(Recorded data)
---+---

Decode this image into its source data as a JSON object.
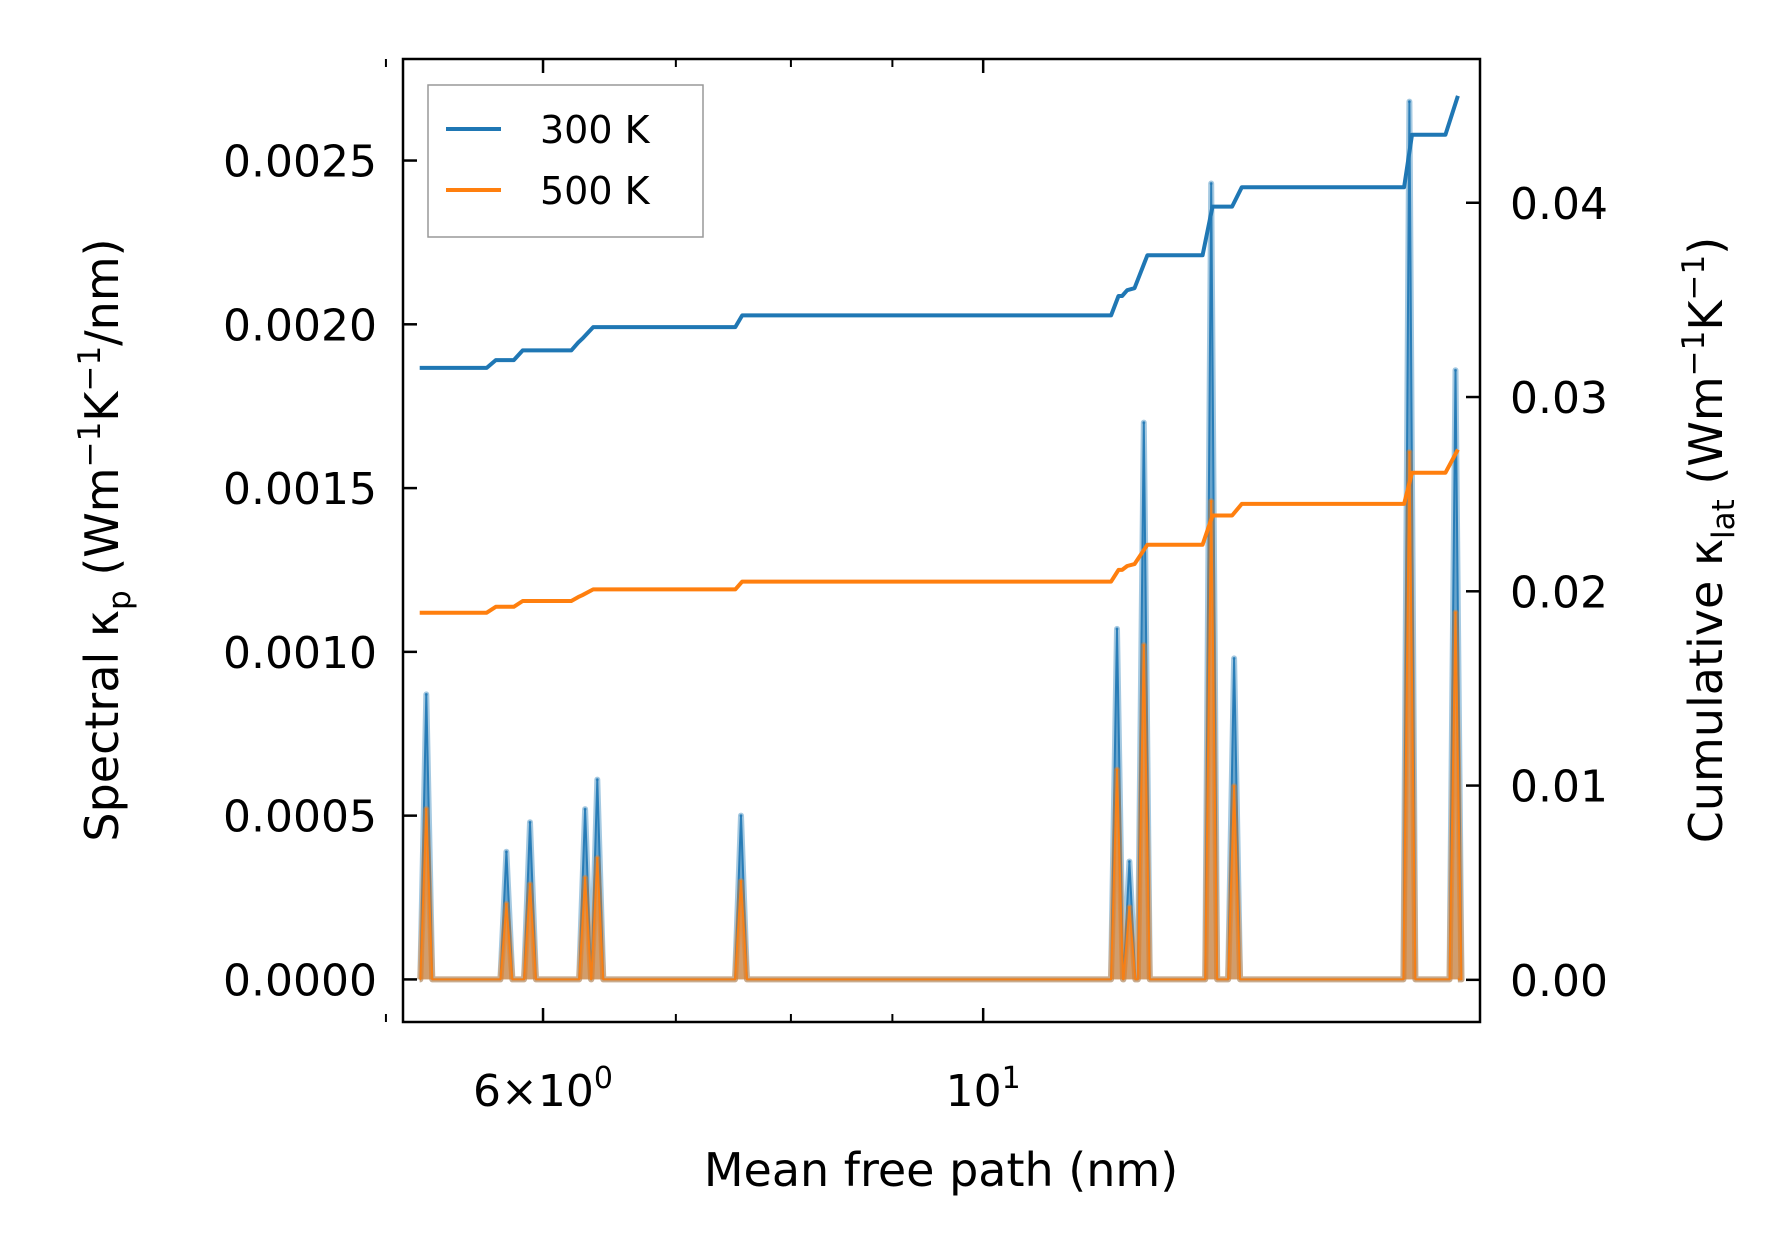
{
  "chart_data": {
    "type": "line",
    "xlabel": "Mean free path (nm)",
    "ylabel_left": {
      "main": "Spectral κ",
      "sub": "p",
      "unit_pre": " (Wm",
      "exp1": "−1",
      "mid": "K",
      "exp2": "−1",
      "unit_post": "/nm)"
    },
    "ylabel_right": {
      "main": "Cumulative κ",
      "sub": "lat",
      "unit_pre": " (Wm",
      "exp1": "−1",
      "mid": "K",
      "exp2": "−1",
      "unit_post": ")"
    },
    "x_scale": "log",
    "xlim": [
      5.1,
      17.8
    ],
    "ylim_left": [
      -0.00013,
      0.00281
    ],
    "ylim_right": [
      -0.00217,
      0.0474
    ],
    "x_major_ticks": [
      {
        "value": 6,
        "base": "6×10",
        "exp": "0"
      },
      {
        "value": 10,
        "base": "10",
        "exp": "1"
      }
    ],
    "x_minor_ticks": [
      5.0,
      6.0,
      7.0,
      8.0,
      9.0
    ],
    "y_left_ticks": [
      "0.0000",
      "0.0005",
      "0.0010",
      "0.0015",
      "0.0020",
      "0.0025"
    ],
    "y_left_tick_values": [
      0,
      0.0005,
      0.001,
      0.0015,
      0.002,
      0.0025
    ],
    "y_right_ticks": [
      "0.00",
      "0.01",
      "0.02",
      "0.03",
      "0.04"
    ],
    "y_right_tick_values": [
      0,
      0.01,
      0.02,
      0.03,
      0.04
    ],
    "legend": {
      "position": "top-left",
      "entries": [
        "300 K",
        "500 K"
      ]
    },
    "colors": {
      "300 K": "#1f77b4",
      "500 K": "#ff7f0e"
    },
    "series": [
      {
        "name": "300 K",
        "axis": "right",
        "cumulative": [
          [
            5.2,
            0.0315
          ],
          [
            5.62,
            0.0315
          ],
          [
            5.68,
            0.0319
          ],
          [
            5.8,
            0.0319
          ],
          [
            5.86,
            0.0324
          ],
          [
            6.2,
            0.0324
          ],
          [
            6.25,
            0.0328
          ],
          [
            6.28,
            0.033
          ],
          [
            6.36,
            0.0336
          ],
          [
            7.5,
            0.0336
          ],
          [
            7.56,
            0.0342
          ],
          [
            11.6,
            0.0342
          ],
          [
            11.7,
            0.0352
          ],
          [
            11.75,
            0.0352
          ],
          [
            11.82,
            0.0355
          ],
          [
            11.92,
            0.0356
          ],
          [
            12.1,
            0.0373
          ],
          [
            12.9,
            0.0373
          ],
          [
            13.05,
            0.0398
          ],
          [
            13.35,
            0.0398
          ],
          [
            13.5,
            0.0408
          ],
          [
            16.3,
            0.0408
          ],
          [
            16.45,
            0.0435
          ],
          [
            17.1,
            0.0435
          ],
          [
            17.35,
            0.0455
          ]
        ],
        "spectral_peaks": [
          [
            5.24,
            0.00087
          ],
          [
            5.75,
            0.00039
          ],
          [
            5.91,
            0.00048
          ],
          [
            6.3,
            0.00052
          ],
          [
            6.39,
            0.00061
          ],
          [
            7.55,
            0.0005
          ],
          [
            11.68,
            0.00107
          ],
          [
            11.85,
            0.00036
          ],
          [
            12.05,
            0.0017
          ],
          [
            13.03,
            0.00243
          ],
          [
            13.38,
            0.00098
          ],
          [
            16.4,
            0.00268
          ],
          [
            17.3,
            0.00186
          ]
        ]
      },
      {
        "name": "500 K",
        "axis": "right",
        "cumulative": [
          [
            5.2,
            0.0189
          ],
          [
            5.62,
            0.0189
          ],
          [
            5.68,
            0.0192
          ],
          [
            5.8,
            0.0192
          ],
          [
            5.86,
            0.0195
          ],
          [
            6.2,
            0.0195
          ],
          [
            6.25,
            0.0197
          ],
          [
            6.28,
            0.0198
          ],
          [
            6.36,
            0.0201
          ],
          [
            7.5,
            0.0201
          ],
          [
            7.56,
            0.0205
          ],
          [
            11.6,
            0.0205
          ],
          [
            11.7,
            0.0211
          ],
          [
            11.75,
            0.0211
          ],
          [
            11.82,
            0.0213
          ],
          [
            11.92,
            0.0214
          ],
          [
            12.1,
            0.0224
          ],
          [
            12.9,
            0.0224
          ],
          [
            13.05,
            0.0239
          ],
          [
            13.35,
            0.0239
          ],
          [
            13.5,
            0.0245
          ],
          [
            16.3,
            0.0245
          ],
          [
            16.45,
            0.0261
          ],
          [
            17.1,
            0.0261
          ],
          [
            17.35,
            0.0273
          ]
        ],
        "spectral_peaks": [
          [
            5.24,
            0.00052
          ],
          [
            5.75,
            0.00023
          ],
          [
            5.91,
            0.00029
          ],
          [
            6.3,
            0.00031
          ],
          [
            6.39,
            0.00037
          ],
          [
            7.55,
            0.0003
          ],
          [
            11.68,
            0.00064
          ],
          [
            11.85,
            0.00022
          ],
          [
            12.05,
            0.00102
          ],
          [
            13.03,
            0.00146
          ],
          [
            13.38,
            0.00059
          ],
          [
            16.4,
            0.00161
          ],
          [
            17.3,
            0.00112
          ]
        ]
      }
    ],
    "spectral_x_range": [
      5.2,
      17.35
    ]
  }
}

---+---

# [EXERCISE]
Reproduce all entries without any change, and omit the pictures.

# [EXERCISE ANSWER]
Decode this image into its source data as a JSON object.
{
  "chart_data": {
    "type": "line",
    "xlabel": "Mean free path (nm)",
    "ylabel_left": {
      "main": "Spectral κ",
      "sub": "p",
      "unit_pre": " (Wm",
      "exp1": "−1",
      "mid": "K",
      "exp2": "−1",
      "unit_post": "/nm)"
    },
    "ylabel_right": {
      "main": "Cumulative κ",
      "sub": "lat",
      "unit_pre": " (Wm",
      "exp1": "−1",
      "mid": "K",
      "exp2": "−1",
      "unit_post": ")"
    },
    "x_scale": "log",
    "xlim": [
      5.1,
      17.8
    ],
    "ylim_left": [
      -0.00013,
      0.00281
    ],
    "ylim_right": [
      -0.00217,
      0.0474
    ],
    "x_major_ticks": [
      {
        "value": 6,
        "base": "6×10",
        "exp": "0"
      },
      {
        "value": 10,
        "base": "10",
        "exp": "1"
      }
    ],
    "x_minor_ticks": [
      5.0,
      6.0,
      7.0,
      8.0,
      9.0
    ],
    "y_left_ticks": [
      "0.0000",
      "0.0005",
      "0.0010",
      "0.0015",
      "0.0020",
      "0.0025"
    ],
    "y_left_tick_values": [
      0,
      0.0005,
      0.001,
      0.0015,
      0.002,
      0.0025
    ],
    "y_right_ticks": [
      "0.00",
      "0.01",
      "0.02",
      "0.03",
      "0.04"
    ],
    "y_right_tick_values": [
      0,
      0.01,
      0.02,
      0.03,
      0.04
    ],
    "legend": {
      "position": "top-left",
      "entries": [
        "300 K",
        "500 K"
      ]
    },
    "colors": {
      "300 K": "#1f77b4",
      "500 K": "#ff7f0e"
    },
    "series": [
      {
        "name": "300 K",
        "axis": "right",
        "cumulative": [
          [
            5.2,
            0.0315
          ],
          [
            5.62,
            0.0315
          ],
          [
            5.68,
            0.0319
          ],
          [
            5.8,
            0.0319
          ],
          [
            5.86,
            0.0324
          ],
          [
            6.2,
            0.0324
          ],
          [
            6.25,
            0.0328
          ],
          [
            6.28,
            0.033
          ],
          [
            6.36,
            0.0336
          ],
          [
            7.5,
            0.0336
          ],
          [
            7.56,
            0.0342
          ],
          [
            11.6,
            0.0342
          ],
          [
            11.7,
            0.0352
          ],
          [
            11.75,
            0.0352
          ],
          [
            11.82,
            0.0355
          ],
          [
            11.92,
            0.0356
          ],
          [
            12.1,
            0.0373
          ],
          [
            12.9,
            0.0373
          ],
          [
            13.05,
            0.0398
          ],
          [
            13.35,
            0.0398
          ],
          [
            13.5,
            0.0408
          ],
          [
            16.3,
            0.0408
          ],
          [
            16.45,
            0.0435
          ],
          [
            17.1,
            0.0435
          ],
          [
            17.35,
            0.0455
          ]
        ],
        "spectral_peaks": [
          [
            5.24,
            0.00087
          ],
          [
            5.75,
            0.00039
          ],
          [
            5.91,
            0.00048
          ],
          [
            6.3,
            0.00052
          ],
          [
            6.39,
            0.00061
          ],
          [
            7.55,
            0.0005
          ],
          [
            11.68,
            0.00107
          ],
          [
            11.85,
            0.00036
          ],
          [
            12.05,
            0.0017
          ],
          [
            13.03,
            0.00243
          ],
          [
            13.38,
            0.00098
          ],
          [
            16.4,
            0.00268
          ],
          [
            17.3,
            0.00186
          ]
        ]
      },
      {
        "name": "500 K",
        "axis": "right",
        "cumulative": [
          [
            5.2,
            0.0189
          ],
          [
            5.62,
            0.0189
          ],
          [
            5.68,
            0.0192
          ],
          [
            5.8,
            0.0192
          ],
          [
            5.86,
            0.0195
          ],
          [
            6.2,
            0.0195
          ],
          [
            6.25,
            0.0197
          ],
          [
            6.28,
            0.0198
          ],
          [
            6.36,
            0.0201
          ],
          [
            7.5,
            0.0201
          ],
          [
            7.56,
            0.0205
          ],
          [
            11.6,
            0.0205
          ],
          [
            11.7,
            0.0211
          ],
          [
            11.75,
            0.0211
          ],
          [
            11.82,
            0.0213
          ],
          [
            11.92,
            0.0214
          ],
          [
            12.1,
            0.0224
          ],
          [
            12.9,
            0.0224
          ],
          [
            13.05,
            0.0239
          ],
          [
            13.35,
            0.0239
          ],
          [
            13.5,
            0.0245
          ],
          [
            16.3,
            0.0245
          ],
          [
            16.45,
            0.0261
          ],
          [
            17.1,
            0.0261
          ],
          [
            17.35,
            0.0273
          ]
        ],
        "spectral_peaks": [
          [
            5.24,
            0.00052
          ],
          [
            5.75,
            0.00023
          ],
          [
            5.91,
            0.00029
          ],
          [
            6.3,
            0.00031
          ],
          [
            6.39,
            0.00037
          ],
          [
            7.55,
            0.0003
          ],
          [
            11.68,
            0.00064
          ],
          [
            11.85,
            0.00022
          ],
          [
            12.05,
            0.00102
          ],
          [
            13.03,
            0.00146
          ],
          [
            13.38,
            0.00059
          ],
          [
            16.4,
            0.00161
          ],
          [
            17.3,
            0.00112
          ]
        ]
      }
    ],
    "spectral_x_range": [
      5.2,
      17.35
    ]
  }
}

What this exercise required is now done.